■ MATERIAL SHOWN:
------------------------------------

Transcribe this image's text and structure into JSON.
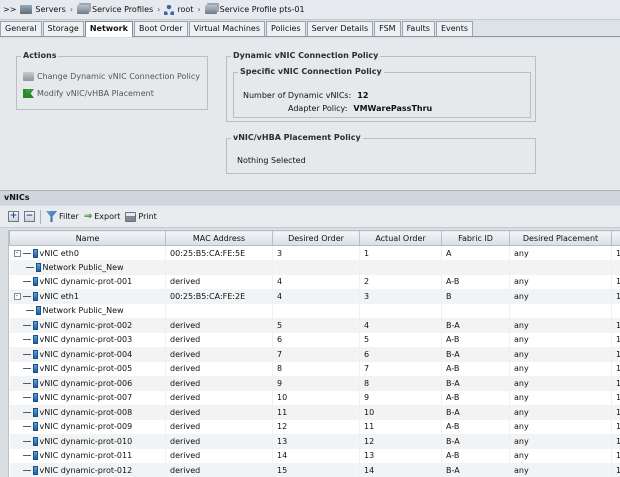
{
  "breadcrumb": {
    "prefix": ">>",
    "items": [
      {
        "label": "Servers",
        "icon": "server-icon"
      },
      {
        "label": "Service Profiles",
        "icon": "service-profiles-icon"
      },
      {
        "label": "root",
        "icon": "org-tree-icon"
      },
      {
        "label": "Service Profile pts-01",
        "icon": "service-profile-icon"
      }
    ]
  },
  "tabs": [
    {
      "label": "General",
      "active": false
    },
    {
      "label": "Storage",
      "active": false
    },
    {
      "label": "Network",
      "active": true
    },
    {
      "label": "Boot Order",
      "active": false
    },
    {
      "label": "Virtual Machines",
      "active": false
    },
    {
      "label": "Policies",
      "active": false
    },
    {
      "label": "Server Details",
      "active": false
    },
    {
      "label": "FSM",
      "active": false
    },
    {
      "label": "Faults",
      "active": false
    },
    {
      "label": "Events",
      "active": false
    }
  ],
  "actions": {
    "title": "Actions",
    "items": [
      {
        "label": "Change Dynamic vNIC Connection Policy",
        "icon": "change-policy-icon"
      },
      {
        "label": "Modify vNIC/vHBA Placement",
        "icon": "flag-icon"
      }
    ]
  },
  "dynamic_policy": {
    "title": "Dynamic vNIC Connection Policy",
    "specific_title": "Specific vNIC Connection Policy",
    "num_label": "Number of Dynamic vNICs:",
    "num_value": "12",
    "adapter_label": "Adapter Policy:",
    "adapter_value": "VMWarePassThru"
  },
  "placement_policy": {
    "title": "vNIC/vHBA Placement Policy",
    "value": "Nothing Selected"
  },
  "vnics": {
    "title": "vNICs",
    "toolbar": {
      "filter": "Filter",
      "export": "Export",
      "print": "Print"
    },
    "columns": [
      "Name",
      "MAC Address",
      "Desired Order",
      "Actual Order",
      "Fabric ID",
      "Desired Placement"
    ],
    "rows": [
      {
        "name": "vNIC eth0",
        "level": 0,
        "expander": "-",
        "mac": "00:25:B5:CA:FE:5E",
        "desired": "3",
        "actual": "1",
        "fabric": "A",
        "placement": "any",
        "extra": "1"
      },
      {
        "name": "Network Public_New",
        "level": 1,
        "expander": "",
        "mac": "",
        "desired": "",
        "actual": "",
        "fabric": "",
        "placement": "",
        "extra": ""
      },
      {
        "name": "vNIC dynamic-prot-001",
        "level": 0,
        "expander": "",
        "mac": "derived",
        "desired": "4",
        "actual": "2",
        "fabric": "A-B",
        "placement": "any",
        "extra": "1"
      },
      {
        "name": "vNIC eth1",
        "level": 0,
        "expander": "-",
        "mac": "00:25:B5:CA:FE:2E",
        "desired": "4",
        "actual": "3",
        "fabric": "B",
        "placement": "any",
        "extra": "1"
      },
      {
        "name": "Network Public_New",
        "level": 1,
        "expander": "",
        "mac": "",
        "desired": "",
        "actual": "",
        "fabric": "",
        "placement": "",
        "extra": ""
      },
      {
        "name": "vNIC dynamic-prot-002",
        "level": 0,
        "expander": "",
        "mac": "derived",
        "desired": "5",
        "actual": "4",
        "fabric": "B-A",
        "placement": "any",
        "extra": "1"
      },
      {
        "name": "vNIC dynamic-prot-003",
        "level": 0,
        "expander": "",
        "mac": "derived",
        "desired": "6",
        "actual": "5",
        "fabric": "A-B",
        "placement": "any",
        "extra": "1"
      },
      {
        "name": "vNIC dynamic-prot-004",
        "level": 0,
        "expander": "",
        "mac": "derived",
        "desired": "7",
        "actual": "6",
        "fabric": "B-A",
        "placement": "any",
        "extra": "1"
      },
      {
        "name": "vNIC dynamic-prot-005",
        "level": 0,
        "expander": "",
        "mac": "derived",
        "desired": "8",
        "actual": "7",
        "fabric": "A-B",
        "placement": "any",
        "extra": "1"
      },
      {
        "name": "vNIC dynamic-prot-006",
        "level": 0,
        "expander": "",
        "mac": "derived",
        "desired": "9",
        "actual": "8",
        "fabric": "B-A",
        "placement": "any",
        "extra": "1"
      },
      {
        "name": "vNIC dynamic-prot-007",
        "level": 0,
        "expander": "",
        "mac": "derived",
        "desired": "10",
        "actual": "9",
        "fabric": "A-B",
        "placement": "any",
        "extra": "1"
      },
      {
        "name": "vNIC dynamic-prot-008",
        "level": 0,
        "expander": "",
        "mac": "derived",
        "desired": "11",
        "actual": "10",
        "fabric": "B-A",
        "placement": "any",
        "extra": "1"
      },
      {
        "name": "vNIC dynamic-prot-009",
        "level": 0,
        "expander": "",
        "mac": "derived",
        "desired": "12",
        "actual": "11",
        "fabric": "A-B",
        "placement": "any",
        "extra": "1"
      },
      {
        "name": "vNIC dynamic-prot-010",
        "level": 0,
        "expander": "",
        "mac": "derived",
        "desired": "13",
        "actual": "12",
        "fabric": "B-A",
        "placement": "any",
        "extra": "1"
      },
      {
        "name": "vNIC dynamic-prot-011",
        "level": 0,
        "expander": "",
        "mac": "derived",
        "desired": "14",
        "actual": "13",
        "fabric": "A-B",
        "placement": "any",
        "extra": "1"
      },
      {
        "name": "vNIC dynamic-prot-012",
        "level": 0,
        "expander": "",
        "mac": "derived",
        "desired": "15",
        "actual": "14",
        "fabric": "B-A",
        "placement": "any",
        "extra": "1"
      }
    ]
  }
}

------------------------------------

■ SHORT TASK: Repeat the material exactly as it reads, without any of its pictures.

■ THE REPLY:
Transcribe this image's text and structure into JSON.
{
  "breadcrumb": {
    "prefix": ">>",
    "items": [
      {
        "label": "Servers",
        "icon": "server-icon"
      },
      {
        "label": "Service Profiles",
        "icon": "service-profiles-icon"
      },
      {
        "label": "root",
        "icon": "org-tree-icon"
      },
      {
        "label": "Service Profile pts-01",
        "icon": "service-profile-icon"
      }
    ]
  },
  "tabs": [
    {
      "label": "General",
      "active": false
    },
    {
      "label": "Storage",
      "active": false
    },
    {
      "label": "Network",
      "active": true
    },
    {
      "label": "Boot Order",
      "active": false
    },
    {
      "label": "Virtual Machines",
      "active": false
    },
    {
      "label": "Policies",
      "active": false
    },
    {
      "label": "Server Details",
      "active": false
    },
    {
      "label": "FSM",
      "active": false
    },
    {
      "label": "Faults",
      "active": false
    },
    {
      "label": "Events",
      "active": false
    }
  ],
  "actions": {
    "title": "Actions",
    "items": [
      {
        "label": "Change Dynamic vNIC Connection Policy",
        "icon": "change-policy-icon"
      },
      {
        "label": "Modify vNIC/vHBA Placement",
        "icon": "flag-icon"
      }
    ]
  },
  "dynamic_policy": {
    "title": "Dynamic vNIC Connection Policy",
    "specific_title": "Specific vNIC Connection Policy",
    "num_label": "Number of Dynamic vNICs:",
    "num_value": "12",
    "adapter_label": "Adapter Policy:",
    "adapter_value": "VMWarePassThru"
  },
  "placement_policy": {
    "title": "vNIC/vHBA Placement Policy",
    "value": "Nothing Selected"
  },
  "vnics": {
    "title": "vNICs",
    "toolbar": {
      "filter": "Filter",
      "export": "Export",
      "print": "Print"
    },
    "columns": [
      "Name",
      "MAC Address",
      "Desired Order",
      "Actual Order",
      "Fabric ID",
      "Desired Placement"
    ],
    "rows": [
      {
        "name": "vNIC eth0",
        "level": 0,
        "expander": "-",
        "mac": "00:25:B5:CA:FE:5E",
        "desired": "3",
        "actual": "1",
        "fabric": "A",
        "placement": "any",
        "extra": "1"
      },
      {
        "name": "Network Public_New",
        "level": 1,
        "expander": "",
        "mac": "",
        "desired": "",
        "actual": "",
        "fabric": "",
        "placement": "",
        "extra": ""
      },
      {
        "name": "vNIC dynamic-prot-001",
        "level": 0,
        "expander": "",
        "mac": "derived",
        "desired": "4",
        "actual": "2",
        "fabric": "A-B",
        "placement": "any",
        "extra": "1"
      },
      {
        "name": "vNIC eth1",
        "level": 0,
        "expander": "-",
        "mac": "00:25:B5:CA:FE:2E",
        "desired": "4",
        "actual": "3",
        "fabric": "B",
        "placement": "any",
        "extra": "1"
      },
      {
        "name": "Network Public_New",
        "level": 1,
        "expander": "",
        "mac": "",
        "desired": "",
        "actual": "",
        "fabric": "",
        "placement": "",
        "extra": ""
      },
      {
        "name": "vNIC dynamic-prot-002",
        "level": 0,
        "expander": "",
        "mac": "derived",
        "desired": "5",
        "actual": "4",
        "fabric": "B-A",
        "placement": "any",
        "extra": "1"
      },
      {
        "name": "vNIC dynamic-prot-003",
        "level": 0,
        "expander": "",
        "mac": "derived",
        "desired": "6",
        "actual": "5",
        "fabric": "A-B",
        "placement": "any",
        "extra": "1"
      },
      {
        "name": "vNIC dynamic-prot-004",
        "level": 0,
        "expander": "",
        "mac": "derived",
        "desired": "7",
        "actual": "6",
        "fabric": "B-A",
        "placement": "any",
        "extra": "1"
      },
      {
        "name": "vNIC dynamic-prot-005",
        "level": 0,
        "expander": "",
        "mac": "derived",
        "desired": "8",
        "actual": "7",
        "fabric": "A-B",
        "placement": "any",
        "extra": "1"
      },
      {
        "name": "vNIC dynamic-prot-006",
        "level": 0,
        "expander": "",
        "mac": "derived",
        "desired": "9",
        "actual": "8",
        "fabric": "B-A",
        "placement": "any",
        "extra": "1"
      },
      {
        "name": "vNIC dynamic-prot-007",
        "level": 0,
        "expander": "",
        "mac": "derived",
        "desired": "10",
        "actual": "9",
        "fabric": "A-B",
        "placement": "any",
        "extra": "1"
      },
      {
        "name": "vNIC dynamic-prot-008",
        "level": 0,
        "expander": "",
        "mac": "derived",
        "desired": "11",
        "actual": "10",
        "fabric": "B-A",
        "placement": "any",
        "extra": "1"
      },
      {
        "name": "vNIC dynamic-prot-009",
        "level": 0,
        "expander": "",
        "mac": "derived",
        "desired": "12",
        "actual": "11",
        "fabric": "A-B",
        "placement": "any",
        "extra": "1"
      },
      {
        "name": "vNIC dynamic-prot-010",
        "level": 0,
        "expander": "",
        "mac": "derived",
        "desired": "13",
        "actual": "12",
        "fabric": "B-A",
        "placement": "any",
        "extra": "1"
      },
      {
        "name": "vNIC dynamic-prot-011",
        "level": 0,
        "expander": "",
        "mac": "derived",
        "desired": "14",
        "actual": "13",
        "fabric": "A-B",
        "placement": "any",
        "extra": "1"
      },
      {
        "name": "vNIC dynamic-prot-012",
        "level": 0,
        "expander": "",
        "mac": "derived",
        "desired": "15",
        "actual": "14",
        "fabric": "B-A",
        "placement": "any",
        "extra": "1"
      }
    ]
  }
}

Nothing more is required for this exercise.